#### [OBJETIVO DEL EJERCICIO]
Según el texto sobre el concierto BWV 1052, ¿qué puesto ocupó Bach en Cöthen y durante qué años?

=== BLOQUE DE TEXTO ===

Bach – Concierto para teclado en re menor BWV 1052

Publicado: febrero 13, 2015 Última Modificación febrero 13, 2015 Por: adminmusica

por Francesco Milella

Después de viajar por décadas en las frías tierras alemanas de Arnstad a Lübeck, de Mühlausen a Weimar y Cöthen, Johann Sebastian Bach, el 23 de mayo 1723, llega finalmente a Liepzig con su familia, para tomar definitivamente el puesto de Cantor en la local Thomasschule. Esta ciudad será el escenario del Bach maduro, el Bach de las grandes cantatas y de las pasiones compuestas para la Thomaskirche, el Bach más íntimo del Klavierbüchlein y de las variaciones Goldberg, y también el Bach de los grandes conciertos.

Bach tuvo la oportunidad de acercarse al mundo del concierto ya en sus primeros años de estudio musical parafraseando algunas páginas de Antonio Vivaldi para órgano y clavicordio. Pero sólo en Cöthen, donde trabajó como Kapellmeister de 1717 a 1723, pudo profundizar este mundo, totalmente italiano, escribiendo sus conciertos para violín y los grandes conciertos de Brandeburgo. Sin embargo, será en Leipzig donde iniciará para Bach, además de su servicio musical para la iglesia local, una intensa aventura como compositor de conciertos para el Café Zimmermann, expresión típicamente alemana de esa aventura cultural que desde Francia había llegado a todos los grandes centros europeos: la Ilustración.

El Café Zimmermann, como los grandes cafés italianos y franceses, era un espacio totalmente laico y burgués en donde compartir información, leer periódicos, discutir y escuchar buena música tomando, obviamente, un poco de café. La mayoría de los conciertos de Bach escritos para esta institución son para teclado (clavicordio o piano) y orquesta de cuerdas con bajo continuo. Analizaremos hoy el concierto en re menor BWV 1052, el más famoso, el más interpretado y también el más complejo.

=== INFORMACIÓN MOSTRADA ===

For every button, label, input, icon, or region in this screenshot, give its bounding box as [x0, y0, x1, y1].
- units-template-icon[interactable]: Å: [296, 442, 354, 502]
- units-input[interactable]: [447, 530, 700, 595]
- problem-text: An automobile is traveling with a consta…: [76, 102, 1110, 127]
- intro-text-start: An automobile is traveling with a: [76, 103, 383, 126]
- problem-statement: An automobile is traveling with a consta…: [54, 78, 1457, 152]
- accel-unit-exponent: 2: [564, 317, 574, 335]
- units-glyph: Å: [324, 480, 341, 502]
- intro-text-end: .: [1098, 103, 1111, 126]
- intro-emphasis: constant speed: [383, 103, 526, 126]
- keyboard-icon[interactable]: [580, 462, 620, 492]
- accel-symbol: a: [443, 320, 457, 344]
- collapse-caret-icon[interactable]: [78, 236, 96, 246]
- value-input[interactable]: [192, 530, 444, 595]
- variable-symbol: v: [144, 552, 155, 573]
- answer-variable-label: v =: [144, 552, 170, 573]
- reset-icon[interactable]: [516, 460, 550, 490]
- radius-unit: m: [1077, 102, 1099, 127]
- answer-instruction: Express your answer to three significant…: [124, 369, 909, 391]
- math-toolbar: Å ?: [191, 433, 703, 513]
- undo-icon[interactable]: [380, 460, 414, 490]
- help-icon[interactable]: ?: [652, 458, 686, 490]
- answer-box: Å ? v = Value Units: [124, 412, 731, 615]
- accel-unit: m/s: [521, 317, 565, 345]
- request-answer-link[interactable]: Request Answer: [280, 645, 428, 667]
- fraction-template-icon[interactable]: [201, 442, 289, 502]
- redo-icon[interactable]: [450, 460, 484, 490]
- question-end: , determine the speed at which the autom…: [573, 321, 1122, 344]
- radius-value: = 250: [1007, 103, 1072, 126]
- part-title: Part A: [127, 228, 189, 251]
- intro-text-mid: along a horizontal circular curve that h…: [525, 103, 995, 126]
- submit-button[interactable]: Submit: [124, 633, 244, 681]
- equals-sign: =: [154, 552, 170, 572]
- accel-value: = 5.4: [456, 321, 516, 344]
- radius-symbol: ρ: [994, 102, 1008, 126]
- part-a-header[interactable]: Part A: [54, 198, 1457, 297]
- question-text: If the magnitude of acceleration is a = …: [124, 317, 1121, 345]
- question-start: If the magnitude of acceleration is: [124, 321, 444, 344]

===

#### [RESPUESTA]
Fue Kapellmeister de 1717 a 1723.